* _Work required_
Pictures stay out of your copy, but everything else in the records below must be repeated exactly.

* _Data shown_
►
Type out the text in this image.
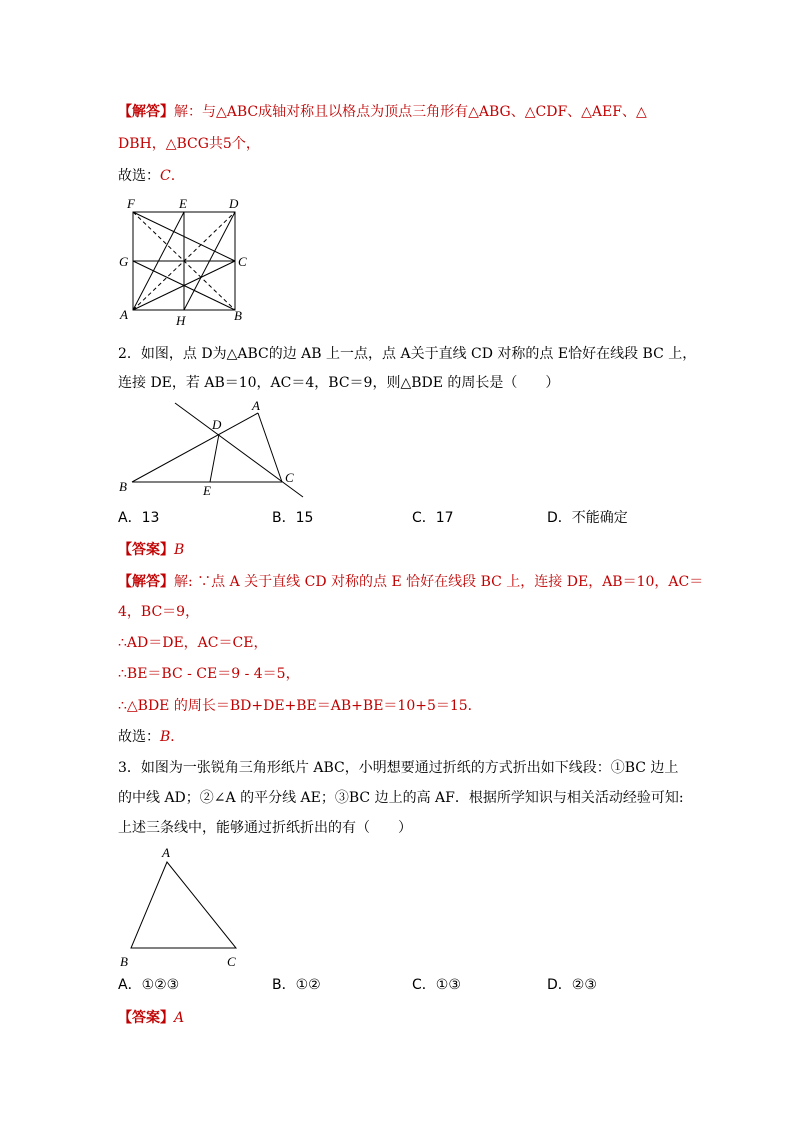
【解答】解：与△ABC成轴对称且以格点为顶点三角形有△ABG、△CDF、△AEF、△
DBH，△BCG共5个，
故选：C.
F	E	D
G	C
A	H	B
2．如图，点 D为△ABC的边 AB 上一点，点 A关于直线 CD 对称的点 E恰好在线段 BC 上，
连接 DE，若 AB＝10，AC＝4，BC＝9，则△BDE 的周长是（　　）
A
D
B	E
C
A．13	B．15	C．17	D．不能确定
【答案】B
【解答】解: ∵点 A 关于直线 CD 对称的点 E 恰好在线段 BC 上，连接 DE，AB＝10，AC＝
4，BC＝9，
∴AD＝DE，AC＝CE，
∴BE＝BC - CE＝9 - 4＝5，
∴△BDE 的周长＝BD+DE+BE＝AB+BE＝10+5＝15．
故选：B．
3．如图为一张锐角三角形纸片 ABC，小明想要通过折纸的方式折出如下线段：①BC 边上
的中线 AD；②∠A 的平分线 AE；③BC 边上的高 AF．根据所学知识与相关活动经验可知:
上述三条线中，能够通过折纸折出的有（　　）
A
B	C
A．①②③	B．①②	C．①③	D．②③
【答案】A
◄
* _Expected answer_
Type out the text in this image.
【解答】解：与△ABC成轴对称且以格点为顶点三角形有△ABG、△CDF、△AEF、△
DBH，△BCG共5个，
故选：C.
F	E	D
G	C
A	H	B
2．如图，点 D为△ABC的边 AB 上一点，点 A关于直线 CD 对称的点 E恰好在线段 BC 上，
连接 DE，若 AB＝10，AC＝4，BC＝9，则△BDE 的周长是（　　）
A
D
B	E
C
A．13	B．15	C．17	D．不能确定
【答案】B
【解答】解: ∵点 A 关于直线 CD 对称的点 E 恰好在线段 BC 上，连接 DE，AB＝10，AC＝
4，BC＝9，
∴AD＝DE，AC＝CE，
∴BE＝BC - CE＝9 - 4＝5，
∴△BDE 的周长＝BD+DE+BE＝AB+BE＝10+5＝15．
故选：B．
3．如图为一张锐角三角形纸片 ABC，小明想要通过折纸的方式折出如下线段：①BC 边上
的中线 AD；②∠A 的平分线 AE；③BC 边上的高 AF．根据所学知识与相关活动经验可知:
上述三条线中，能够通过折纸折出的有（　　）
A
B	C
A．①②③	B．①②	C．①③	D．②③
【答案】A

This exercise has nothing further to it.